To do: Return each line of the material verbatim.

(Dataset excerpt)
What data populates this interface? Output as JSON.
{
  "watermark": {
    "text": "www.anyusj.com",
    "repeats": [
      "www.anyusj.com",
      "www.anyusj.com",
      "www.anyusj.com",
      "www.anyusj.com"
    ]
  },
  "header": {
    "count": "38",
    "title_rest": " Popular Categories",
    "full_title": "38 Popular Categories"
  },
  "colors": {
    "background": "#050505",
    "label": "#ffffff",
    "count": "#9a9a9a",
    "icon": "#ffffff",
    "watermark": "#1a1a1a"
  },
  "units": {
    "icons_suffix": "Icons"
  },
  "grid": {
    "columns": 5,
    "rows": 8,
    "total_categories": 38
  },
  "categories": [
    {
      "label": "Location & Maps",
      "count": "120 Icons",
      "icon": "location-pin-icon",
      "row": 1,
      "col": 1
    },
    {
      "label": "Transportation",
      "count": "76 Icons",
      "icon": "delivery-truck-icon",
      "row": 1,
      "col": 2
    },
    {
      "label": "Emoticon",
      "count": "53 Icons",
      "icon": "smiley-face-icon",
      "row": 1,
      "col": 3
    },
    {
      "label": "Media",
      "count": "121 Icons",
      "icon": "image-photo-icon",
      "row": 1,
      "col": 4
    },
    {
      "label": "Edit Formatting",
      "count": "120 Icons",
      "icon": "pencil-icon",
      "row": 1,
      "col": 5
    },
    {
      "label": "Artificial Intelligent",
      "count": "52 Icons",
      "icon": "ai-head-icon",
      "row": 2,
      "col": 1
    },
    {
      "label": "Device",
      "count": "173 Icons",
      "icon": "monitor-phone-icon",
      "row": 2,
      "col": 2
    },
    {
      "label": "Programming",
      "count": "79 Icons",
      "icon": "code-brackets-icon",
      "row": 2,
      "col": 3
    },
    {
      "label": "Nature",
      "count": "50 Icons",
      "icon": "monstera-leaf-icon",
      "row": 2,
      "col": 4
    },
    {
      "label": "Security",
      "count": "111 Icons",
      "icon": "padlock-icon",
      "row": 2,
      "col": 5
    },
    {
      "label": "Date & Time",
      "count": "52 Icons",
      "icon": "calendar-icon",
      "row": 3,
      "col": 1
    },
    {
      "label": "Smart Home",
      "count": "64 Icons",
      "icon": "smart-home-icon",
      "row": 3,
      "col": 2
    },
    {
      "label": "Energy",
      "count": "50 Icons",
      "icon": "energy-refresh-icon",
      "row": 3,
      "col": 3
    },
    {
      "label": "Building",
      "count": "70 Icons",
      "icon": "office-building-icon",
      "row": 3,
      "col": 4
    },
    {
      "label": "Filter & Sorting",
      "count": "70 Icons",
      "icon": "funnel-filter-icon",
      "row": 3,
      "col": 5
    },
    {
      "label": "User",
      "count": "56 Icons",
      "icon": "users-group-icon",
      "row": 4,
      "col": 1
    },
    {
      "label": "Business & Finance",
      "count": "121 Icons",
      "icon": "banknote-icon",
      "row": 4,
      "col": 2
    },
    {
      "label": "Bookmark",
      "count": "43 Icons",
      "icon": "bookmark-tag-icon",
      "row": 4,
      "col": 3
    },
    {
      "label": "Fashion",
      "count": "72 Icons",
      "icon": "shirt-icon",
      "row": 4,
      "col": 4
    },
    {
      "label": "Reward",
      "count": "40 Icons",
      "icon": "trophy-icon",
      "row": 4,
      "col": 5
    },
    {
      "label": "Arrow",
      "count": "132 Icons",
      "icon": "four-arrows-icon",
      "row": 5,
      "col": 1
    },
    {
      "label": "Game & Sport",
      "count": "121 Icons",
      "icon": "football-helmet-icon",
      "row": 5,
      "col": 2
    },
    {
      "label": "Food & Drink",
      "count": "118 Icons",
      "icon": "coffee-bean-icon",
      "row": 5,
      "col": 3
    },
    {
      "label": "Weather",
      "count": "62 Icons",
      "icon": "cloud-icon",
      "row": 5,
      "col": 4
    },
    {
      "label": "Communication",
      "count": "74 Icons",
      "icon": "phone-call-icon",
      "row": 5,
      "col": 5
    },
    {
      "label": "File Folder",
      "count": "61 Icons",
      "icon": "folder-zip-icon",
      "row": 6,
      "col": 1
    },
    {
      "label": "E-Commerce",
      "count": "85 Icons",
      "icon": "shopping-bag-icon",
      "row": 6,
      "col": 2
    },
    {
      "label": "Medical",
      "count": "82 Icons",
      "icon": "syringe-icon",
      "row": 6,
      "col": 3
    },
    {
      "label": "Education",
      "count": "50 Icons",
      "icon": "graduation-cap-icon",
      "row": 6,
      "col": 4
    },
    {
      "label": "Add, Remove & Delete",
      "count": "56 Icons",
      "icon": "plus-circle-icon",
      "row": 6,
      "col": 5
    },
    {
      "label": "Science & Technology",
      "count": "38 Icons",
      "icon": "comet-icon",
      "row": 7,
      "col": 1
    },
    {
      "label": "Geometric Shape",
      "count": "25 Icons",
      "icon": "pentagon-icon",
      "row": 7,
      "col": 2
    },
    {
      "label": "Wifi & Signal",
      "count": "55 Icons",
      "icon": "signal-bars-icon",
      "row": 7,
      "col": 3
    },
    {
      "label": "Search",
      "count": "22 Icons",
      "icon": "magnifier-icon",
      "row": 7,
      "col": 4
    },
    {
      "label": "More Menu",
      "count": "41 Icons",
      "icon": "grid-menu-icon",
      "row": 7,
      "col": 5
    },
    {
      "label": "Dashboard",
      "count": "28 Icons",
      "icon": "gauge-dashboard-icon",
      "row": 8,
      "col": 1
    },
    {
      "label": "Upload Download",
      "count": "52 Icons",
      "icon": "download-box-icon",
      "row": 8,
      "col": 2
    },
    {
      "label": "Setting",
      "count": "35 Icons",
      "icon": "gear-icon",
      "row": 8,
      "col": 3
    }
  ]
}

Exercise result:
What data populates this interface? Output as JSON.
{
  "watermark": {
    "text": "www.anyusj.com",
    "repeats": [
      "www.anyusj.com",
      "www.anyusj.com",
      "www.anyusj.com",
      "www.anyusj.com"
    ]
  },
  "header": {
    "count": "38",
    "title_rest": " Popular Categories",
    "full_title": "38 Popular Categories"
  },
  "colors": {
    "background": "#050505",
    "label": "#ffffff",
    "count": "#9a9a9a",
    "icon": "#ffffff",
    "watermark": "#1a1a1a"
  },
  "units": {
    "icons_suffix": "Icons"
  },
  "grid": {
    "columns": 5,
    "rows": 8,
    "total_categories": 38
  },
  "categories": [
    {
      "label": "Location & Maps",
      "count": "120 Icons",
      "icon": "location-pin-icon",
      "row": 1,
      "col": 1
    },
    {
      "label": "Transportation",
      "count": "76 Icons",
      "icon": "delivery-truck-icon",
      "row": 1,
      "col": 2
    },
    {
      "label": "Emoticon",
      "count": "53 Icons",
      "icon": "smiley-face-icon",
      "row": 1,
      "col": 3
    },
    {
      "label": "Media",
      "count": "121 Icons",
      "icon": "image-photo-icon",
      "row": 1,
      "col": 4
    },
    {
      "label": "Edit Formatting",
      "count": "120 Icons",
      "icon": "pencil-icon",
      "row": 1,
      "col": 5
    },
    {
      "label": "Artificial Intelligent",
      "count": "52 Icons",
      "icon": "ai-head-icon",
      "row": 2,
      "col": 1
    },
    {
      "label": "Device",
      "count": "173 Icons",
      "icon": "monitor-phone-icon",
      "row": 2,
      "col": 2
    },
    {
      "label": "Programming",
      "count": "79 Icons",
      "icon": "code-brackets-icon",
      "row": 2,
      "col": 3
    },
    {
      "label": "Nature",
      "count": "50 Icons",
      "icon": "monstera-leaf-icon",
      "row": 2,
      "col": 4
    },
    {
      "label": "Security",
      "count": "111 Icons",
      "icon": "padlock-icon",
      "row": 2,
      "col": 5
    },
    {
      "label": "Date & Time",
      "count": "52 Icons",
      "icon": "calendar-icon",
      "row": 3,
      "col": 1
    },
    {
      "label": "Smart Home",
      "count": "64 Icons",
      "icon": "smart-home-icon",
      "row": 3,
      "col": 2
    },
    {
      "label": "Energy",
      "count": "50 Icons",
      "icon": "energy-refresh-icon",
      "row": 3,
      "col": 3
    },
    {
      "label": "Building",
      "count": "70 Icons",
      "icon": "office-building-icon",
      "row": 3,
      "col": 4
    },
    {
      "label": "Filter & Sorting",
      "count": "70 Icons",
      "icon": "funnel-filter-icon",
      "row": 3,
      "col": 5
    },
    {
      "label": "User",
      "count": "56 Icons",
      "icon": "users-group-icon",
      "row": 4,
      "col": 1
    },
    {
      "label": "Business & Finance",
      "count": "121 Icons",
      "icon": "banknote-icon",
      "row": 4,
      "col": 2
    },
    {
      "label": "Bookmark",
      "count": "43 Icons",
      "icon": "bookmark-tag-icon",
      "row": 4,
      "col": 3
    },
    {
      "label": "Fashion",
      "count": "72 Icons",
      "icon": "shirt-icon",
      "row": 4,
      "col": 4
    },
    {
      "label": "Reward",
      "count": "40 Icons",
      "icon": "trophy-icon",
      "row": 4,
      "col": 5
    },
    {
      "label": "Arrow",
      "count": "132 Icons",
      "icon": "four-arrows-icon",
      "row": 5,
      "col": 1
    },
    {
      "label": "Game & Sport",
      "count": "121 Icons",
      "icon": "football-helmet-icon",
      "row": 5,
      "col": 2
    },
    {
      "label": "Food & Drink",
      "count": "118 Icons",
      "icon": "coffee-bean-icon",
      "row": 5,
      "col": 3
    },
    {
      "label": "Weather",
      "count": "62 Icons",
      "icon": "cloud-icon",
      "row": 5,
      "col": 4
    },
    {
      "label": "Communication",
      "count": "74 Icons",
      "icon": "phone-call-icon",
      "row": 5,
      "col": 5
    },
    {
      "label": "File Folder",
      "count": "61 Icons",
      "icon": "folder-zip-icon",
      "row": 6,
      "col": 1
    },
    {
      "label": "E-Commerce",
      "count": "85 Icons",
      "icon": "shopping-bag-icon",
      "row": 6,
      "col": 2
    },
    {
      "label": "Medical",
      "count": "82 Icons",
      "icon": "syringe-icon",
      "row": 6,
      "col": 3
    },
    {
      "label": "Education",
      "count": "50 Icons",
      "icon": "graduation-cap-icon",
      "row": 6,
      "col": 4
    },
    {
      "label": "Add, Remove & Delete",
      "count": "56 Icons",
      "icon": "plus-circle-icon",
      "row": 6,
      "col": 5
    },
    {
      "label": "Science & Technology",
      "count": "38 Icons",
      "icon": "comet-icon",
      "row": 7,
      "col": 1
    },
    {
      "label": "Geometric Shape",
      "count": "25 Icons",
      "icon": "pentagon-icon",
      "row": 7,
      "col": 2
    },
    {
      "label": "Wifi & Signal",
      "count": "55 Icons",
      "icon": "signal-bars-icon",
      "row": 7,
      "col": 3
    },
    {
      "label": "Search",
      "count": "22 Icons",
      "icon": "magnifier-icon",
      "row": 7,
      "col": 4
    },
    {
      "label": "More Menu",
      "count": "41 Icons",
      "icon": "grid-menu-icon",
      "row": 7,
      "col": 5
    },
    {
      "label": "Dashboard",
      "count": "28 Icons",
      "icon": "gauge-dashboard-icon",
      "row": 8,
      "col": 1
    },
    {
      "label": "Upload Download",
      "count": "52 Icons",
      "icon": "download-box-icon",
      "row": 8,
      "col": 2
    },
    {
      "label": "Setting",
      "count": "35 Icons",
      "icon": "gear-icon",
      "row": 8,
      "col": 3
    }
  ]
}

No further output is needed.